(Task goal)
Copy word for word the part of the ice-core passage that runs from "people looked at" to "of the core.".

(Text section)
— Begin —

The U.S. Army Corps of Engineers led the camp's ice-coring effort. The

Americans managed to drill their way right down to the bottom of the ice

sheet, but when they were finished they didn't quite know what to do

with the core they had produced. It fell to Chester Langway, a

glaciologist who was working for the Corps's Cold Regions Research and

Engineering Laboratory, to figure something out. Langway is now

semi-retired and operates a small antique store on Cape Cod. He recalled

travelling all around the country, attempting to drum up interest. "Some

people looked at it and they said, 'That's just ice,' which it's not,"

he told me. Eventually, he and Dansgaard got in touch, and together the

two men made the first study of the core.

— End —

(Data block)
— Begin —

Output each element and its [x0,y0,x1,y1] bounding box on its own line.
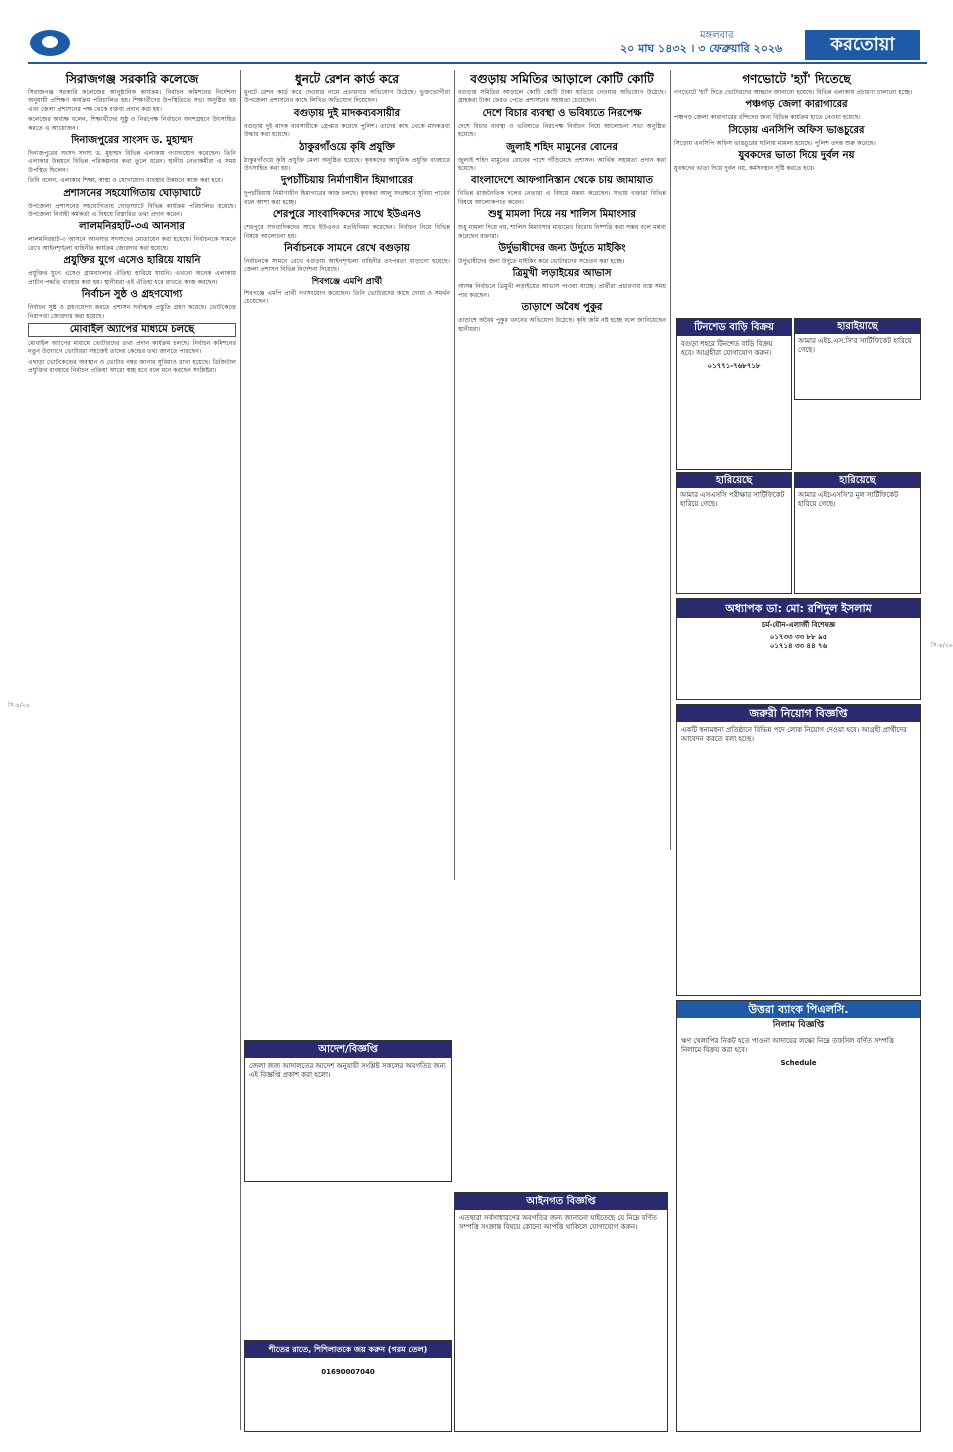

— End —

(Answer to the exercise)
people looked at it and they said, 'That's just ice,' which it's not,"

he told me. Eventually, he and Dansgaard got in touch, and together the

two men made the first study of the core.